### [Data shown]
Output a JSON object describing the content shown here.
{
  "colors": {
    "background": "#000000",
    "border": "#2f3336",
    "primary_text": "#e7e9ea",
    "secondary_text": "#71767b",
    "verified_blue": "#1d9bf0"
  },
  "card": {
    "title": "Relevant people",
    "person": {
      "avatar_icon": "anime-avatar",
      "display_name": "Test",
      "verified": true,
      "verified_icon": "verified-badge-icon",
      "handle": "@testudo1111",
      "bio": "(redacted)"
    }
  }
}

### [Work instructions]
Above are the records; retype every one exactly.

### [The output]
Output a JSON object describing the content shown here.
{
  "colors": {
    "background": "#000000",
    "border": "#2f3336",
    "primary_text": "#e7e9ea",
    "secondary_text": "#71767b",
    "verified_blue": "#1d9bf0"
  },
  "card": {
    "title": "Relevant people",
    "person": {
      "avatar_icon": "anime-avatar",
      "display_name": "Test",
      "verified": true,
      "verified_icon": "verified-badge-icon",
      "handle": "@testudo1111",
      "bio": "(redacted)"
    }
  }
}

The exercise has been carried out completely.